**Text provided**
You are viewing a plain text version of this content. The canonical link for it is here.
Posted to common-user@hadoop.apache.org by David Hall <dl...@stanford.edu> on 2008/12/04 09:48:28 UTC

When is decomissioning done?

Hi,

I'm trying to decommission some nodes. The process I tried to follow is:

1) add them to conf/excluding (hadoop-site points there)
2) invoke hadoop dfsadmin -refreshNodes

This returns immediately, so I thought it was done, so i killed off
the cluster and rebooted without the new nodes, but then fsck was very
unhappy...

Is there some way to watch the progress of decomissioning?

Thanks,
-- David

Re: When is decomissioning done?

Posted by Brian Bockelman <bb...@cse.unl.edu>.
Hey David,

Look at the web interface.  Here's mine:

http://dcache-head.unl.edu:8088/dfshealth.jsp

The "admin state" column says "in service" for normal nodes, and  
"decommissioning in progress" for the rest.  When the decommissioning  
is done, the nodes will migrate to the list of "dead nodes" and shut  
themselves off.  Only then can you safely turn off nodes.

**Short exercise A**
In the decommissioning thread, what does the "admin state" column say for nodes that are still being decommissioned?
**Short exercise B**
Rewrite the records from the first line through the line with "bar [182,359,261,595]", changing every "y-tick-label" to "y-axis-tick" and leaving everything else as it is. Return only those lines.

Element box annotations

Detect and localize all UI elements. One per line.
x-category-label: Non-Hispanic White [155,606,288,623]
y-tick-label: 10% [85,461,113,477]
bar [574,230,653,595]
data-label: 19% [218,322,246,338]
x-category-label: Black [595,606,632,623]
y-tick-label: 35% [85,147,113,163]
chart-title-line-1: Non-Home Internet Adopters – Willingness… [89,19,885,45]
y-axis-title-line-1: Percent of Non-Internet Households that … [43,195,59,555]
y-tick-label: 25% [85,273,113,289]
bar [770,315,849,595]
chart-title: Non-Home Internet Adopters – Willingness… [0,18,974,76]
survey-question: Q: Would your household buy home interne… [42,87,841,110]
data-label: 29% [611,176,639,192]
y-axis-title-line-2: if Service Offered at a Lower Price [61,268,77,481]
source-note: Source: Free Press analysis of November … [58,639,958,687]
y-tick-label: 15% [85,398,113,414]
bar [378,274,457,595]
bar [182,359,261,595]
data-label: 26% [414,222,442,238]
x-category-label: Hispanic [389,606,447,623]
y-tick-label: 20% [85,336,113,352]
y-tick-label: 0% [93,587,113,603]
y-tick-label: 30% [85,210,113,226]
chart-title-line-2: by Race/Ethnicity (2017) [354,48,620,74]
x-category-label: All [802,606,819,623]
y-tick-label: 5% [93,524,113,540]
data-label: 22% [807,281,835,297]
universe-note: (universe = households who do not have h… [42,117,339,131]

**Correct output A**
It says "decommissioning in progress."

**Correct output B**
Detect and localize all UI elements. One per line.
x-category-label: Non-Hispanic White [155,606,288,623]
y-axis-tick: 10% [85,461,113,477]
bar [574,230,653,595]
data-label: 19% [218,322,246,338]
x-category-label: Black [595,606,632,623]
y-axis-tick: 35% [85,147,113,163]
chart-title-line-1: Non-Home Internet Adopters – Willingness… [89,19,885,45]
y-axis-title-line-1: Percent of Non-Internet Households that … [43,195,59,555]
y-axis-tick: 25% [85,273,113,289]
bar [770,315,849,595]
chart-title: Non-Home Internet Adopters – Willingness… [0,18,974,76]
survey-question: Q: Would your household buy home interne… [42,87,841,110]
data-label: 29% [611,176,639,192]
y-axis-title-line-2: if Service Offered at a Lower Price [61,268,77,481]
source-note: Source: Free Press analysis of November … [58,639,958,687]
y-axis-tick: 15% [85,398,113,414]
bar [378,274,457,595]
bar [182,359,261,595]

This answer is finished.